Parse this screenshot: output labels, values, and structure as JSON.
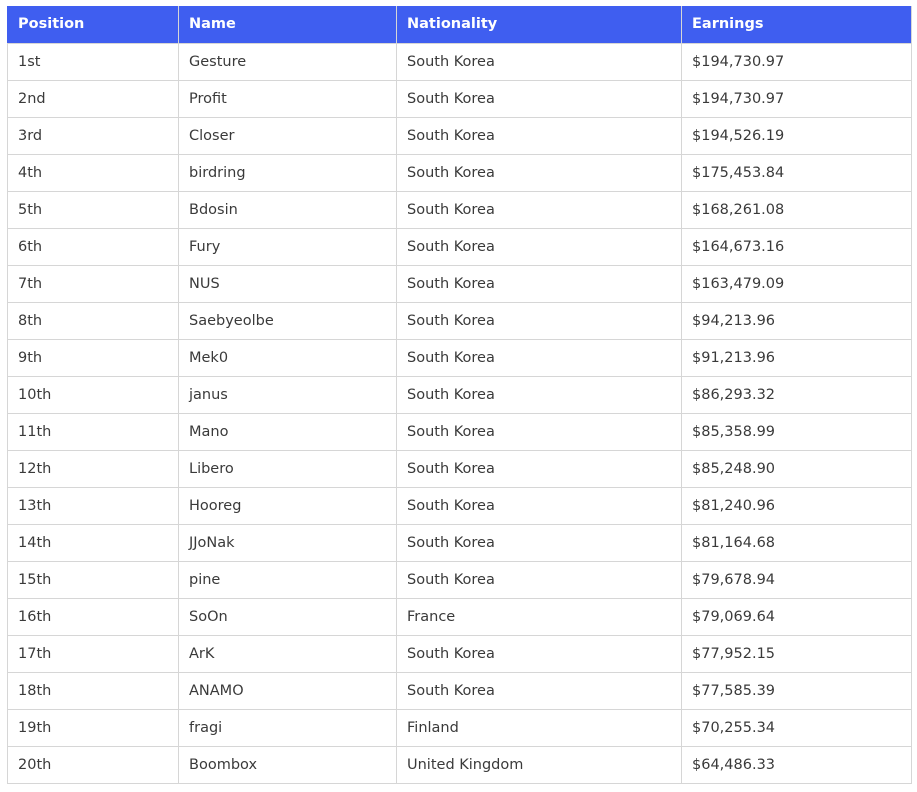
{
  "table": {
    "headers": [
      "Position",
      "Name",
      "Nationality",
      "Earnings"
    ],
    "rows": [
      [
        "1st",
        "Gesture",
        "South Korea",
        "$194,730.97"
      ],
      [
        "2nd",
        "Profit",
        "South Korea",
        "$194,730.97"
      ],
      [
        "3rd",
        "Closer",
        "South Korea",
        "$194,526.19"
      ],
      [
        "4th",
        "birdring",
        "South Korea",
        "$175,453.84"
      ],
      [
        "5th",
        "Bdosin",
        "South Korea",
        "$168,261.08"
      ],
      [
        "6th",
        "Fury",
        "South Korea",
        "$164,673.16"
      ],
      [
        "7th",
        "NUS",
        "South Korea",
        "$163,479.09"
      ],
      [
        "8th",
        "Saebyeolbe",
        "South Korea",
        "$94,213.96"
      ],
      [
        "9th",
        "Mek0",
        "South Korea",
        "$91,213.96"
      ],
      [
        "10th",
        "janus",
        "South Korea",
        "$86,293.32"
      ],
      [
        "11th",
        "Mano",
        "South Korea",
        "$85,358.99"
      ],
      [
        "12th",
        "Libero",
        "South Korea",
        "$85,248.90"
      ],
      [
        "13th",
        "Hooreg",
        "South Korea",
        "$81,240.96"
      ],
      [
        "14th",
        "JJoNak",
        "South Korea",
        "$81,164.68"
      ],
      [
        "15th",
        "pine",
        "South Korea",
        "$79,678.94"
      ],
      [
        "16th",
        "SoOn",
        "France",
        "$79,069.64"
      ],
      [
        "17th",
        "ArK",
        "South Korea",
        "$77,952.15"
      ],
      [
        "18th",
        "ANAMO",
        "South Korea",
        "$77,585.39"
      ],
      [
        "19th",
        "fragi",
        "Finland",
        "$70,255.34"
      ],
      [
        "20th",
        "Boombox",
        "United Kingdom",
        "$64,486.33"
      ]
    ]
  },
  "colors": {
    "header_bg": "#3f5ef0",
    "header_text": "#ffffff",
    "border": "#d6d6d6",
    "cell_text": "#3a3a3a"
  }
}
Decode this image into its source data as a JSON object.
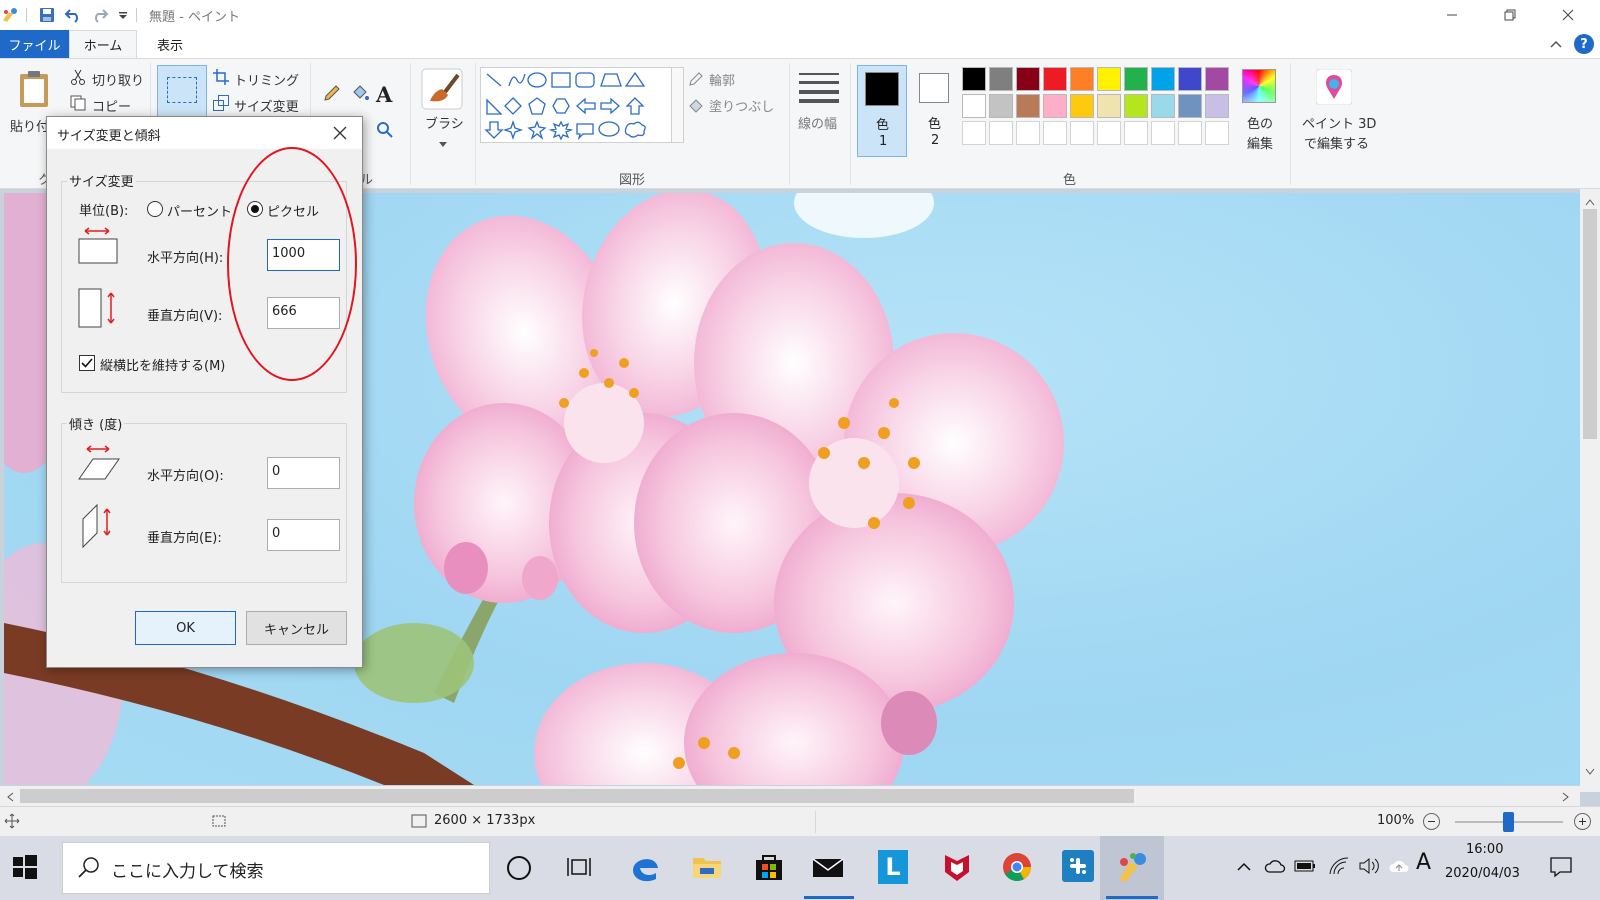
{
  "window": {
    "title": "無題 - ペイント"
  },
  "tabs": {
    "file": "ファイル",
    "home": "ホーム",
    "view": "表示"
  },
  "ribbon": {
    "paste": "貼り付",
    "cut": "切り取り",
    "copy": "コピー",
    "crop": "トリミング",
    "resize": "サイズ変更",
    "brushes": "ブラシ",
    "outline": "輪郭",
    "fill": "塗りつぶし",
    "size": "線の幅",
    "color1_line1": "色",
    "color1_line2": "1",
    "color2_line1": "色",
    "color2_line2": "2",
    "edit_colors_line1": "色の",
    "edit_colors_line2": "編集",
    "paint3d_line1": "ペイント 3D",
    "paint3d_line2": "で編集する",
    "group_clipboard_partial": "ク",
    "group_tools_partial": "ル",
    "group_shapes": "図形",
    "group_colors": "色"
  },
  "palette": {
    "row1": [
      "#000000",
      "#7f7f7f",
      "#880015",
      "#ed1c24",
      "#ff7f27",
      "#fff200",
      "#22b14c",
      "#00a2e8",
      "#3f48cc",
      "#a349a4"
    ],
    "row2": [
      "#ffffff",
      "#c3c3c3",
      "#b97a57",
      "#ffaec9",
      "#ffc90e",
      "#efe4b0",
      "#b5e61d",
      "#99d9ea",
      "#7092be",
      "#c8bfe7"
    ],
    "row3": [
      "#ffffff",
      "#ffffff",
      "#ffffff",
      "#ffffff",
      "#ffffff",
      "#ffffff",
      "#ffffff",
      "#ffffff",
      "#ffffff",
      "#ffffff"
    ],
    "color1": "#000000",
    "color2": "#ffffff"
  },
  "dialog": {
    "title": "サイズ変更と傾斜",
    "resize_legend": "サイズ変更",
    "unit_label": "単位(B):",
    "percent": "パーセント",
    "pixels": "ピクセル",
    "horizontal_label": "水平方向(H):",
    "horizontal_value": "1000",
    "vertical_label": "垂直方向(V):",
    "vertical_value": "666",
    "aspect_label": "縦横比を維持する(M)",
    "skew_legend": "傾き (度)",
    "skew_h_label": "水平方向(O):",
    "skew_h_value": "0",
    "skew_v_label": "垂直方向(E):",
    "skew_v_value": "0",
    "ok": "OK",
    "cancel": "キャンセル"
  },
  "status": {
    "image_size": "2600 × 1733px",
    "zoom": "100%"
  },
  "taskbar": {
    "search_placeholder": "ここに入力して検索",
    "time": "16:00",
    "date": "2020/04/03",
    "ime": "A"
  }
}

■ **Exercise**:
Repeat the records above exactly, leaving out the pictures.

■ **Finished task**:
Parse this screenshot: output labels, values, and structure as JSON.
{
  "table": {
    "headers": [
      "Position",
      "Name",
      "Nationality",
      "Earnings"
    ],
    "rows": [
      [
        "1st",
        "Gesture",
        "South Korea",
        "$194,730.97"
      ],
      [
        "2nd",
        "Profit",
        "South Korea",
        "$194,730.97"
      ],
      [
        "3rd",
        "Closer",
        "South Korea",
        "$194,526.19"
      ],
      [
        "4th",
        "birdring",
        "South Korea",
        "$175,453.84"
      ],
      [
        "5th",
        "Bdosin",
        "South Korea",
        "$168,261.08"
      ],
      [
        "6th",
        "Fury",
        "South Korea",
        "$164,673.16"
      ],
      [
        "7th",
        "NUS",
        "South Korea",
        "$163,479.09"
      ],
      [
        "8th",
        "Saebyeolbe",
        "South Korea",
        "$94,213.96"
      ],
      [
        "9th",
        "Mek0",
        "South Korea",
        "$91,213.96"
      ],
      [
        "10th",
        "janus",
        "South Korea",
        "$86,293.32"
      ],
      [
        "11th",
        "Mano",
        "South Korea",
        "$85,358.99"
      ],
      [
        "12th",
        "Libero",
        "South Korea",
        "$85,248.90"
      ],
      [
        "13th",
        "Hooreg",
        "South Korea",
        "$81,240.96"
      ],
      [
        "14th",
        "JJoNak",
        "South Korea",
        "$81,164.68"
      ],
      [
        "15th",
        "pine",
        "South Korea",
        "$79,678.94"
      ],
      [
        "16th",
        "SoOn",
        "France",
        "$79,069.64"
      ],
      [
        "17th",
        "ArK",
        "South Korea",
        "$77,952.15"
      ],
      [
        "18th",
        "ANAMO",
        "South Korea",
        "$77,585.39"
      ],
      [
        "19th",
        "fragi",
        "Finland",
        "$70,255.34"
      ],
      [
        "20th",
        "Boombox",
        "United Kingdom",
        "$64,486.33"
      ]
    ]
  },
  "colors": {
    "header_bg": "#3f5ef0",
    "header_text": "#ffffff",
    "border": "#d6d6d6",
    "cell_text": "#3a3a3a"
  }
}
Decode this image into its source data as a JSON object.
{
  "window": {
    "title": "無題 - ペイント"
  },
  "tabs": {
    "file": "ファイル",
    "home": "ホーム",
    "view": "表示"
  },
  "ribbon": {
    "paste": "貼り付",
    "cut": "切り取り",
    "copy": "コピー",
    "crop": "トリミング",
    "resize": "サイズ変更",
    "brushes": "ブラシ",
    "outline": "輪郭",
    "fill": "塗りつぶし",
    "size": "線の幅",
    "color1_line1": "色",
    "color1_line2": "1",
    "color2_line1": "色",
    "color2_line2": "2",
    "edit_colors_line1": "色の",
    "edit_colors_line2": "編集",
    "paint3d_line1": "ペイント 3D",
    "paint3d_line2": "で編集する",
    "group_clipboard_partial": "ク",
    "group_tools_partial": "ル",
    "group_shapes": "図形",
    "group_colors": "色"
  },
  "palette": {
    "row1": [
      "#000000",
      "#7f7f7f",
      "#880015",
      "#ed1c24",
      "#ff7f27",
      "#fff200",
      "#22b14c",
      "#00a2e8",
      "#3f48cc",
      "#a349a4"
    ],
    "row2": [
      "#ffffff",
      "#c3c3c3",
      "#b97a57",
      "#ffaec9",
      "#ffc90e",
      "#efe4b0",
      "#b5e61d",
      "#99d9ea",
      "#7092be",
      "#c8bfe7"
    ],
    "row3": [
      "#ffffff",
      "#ffffff",
      "#ffffff",
      "#ffffff",
      "#ffffff",
      "#ffffff",
      "#ffffff",
      "#ffffff",
      "#ffffff",
      "#ffffff"
    ],
    "color1": "#000000",
    "color2": "#ffffff"
  },
  "dialog": {
    "title": "サイズ変更と傾斜",
    "resize_legend": "サイズ変更",
    "unit_label": "単位(B):",
    "percent": "パーセント",
    "pixels": "ピクセル",
    "horizontal_label": "水平方向(H):",
    "horizontal_value": "1000",
    "vertical_label": "垂直方向(V):",
    "vertical_value": "666",
    "aspect_label": "縦横比を維持する(M)",
    "skew_legend": "傾き (度)",
    "skew_h_label": "水平方向(O):",
    "skew_h_value": "0",
    "skew_v_label": "垂直方向(E):",
    "skew_v_value": "0",
    "ok": "OK",
    "cancel": "キャンセル"
  },
  "status": {
    "image_size": "2600 × 1733px",
    "zoom": "100%"
  },
  "taskbar": {
    "search_placeholder": "ここに入力して検索",
    "time": "16:00",
    "date": "2020/04/03",
    "ime": "A"
  }
}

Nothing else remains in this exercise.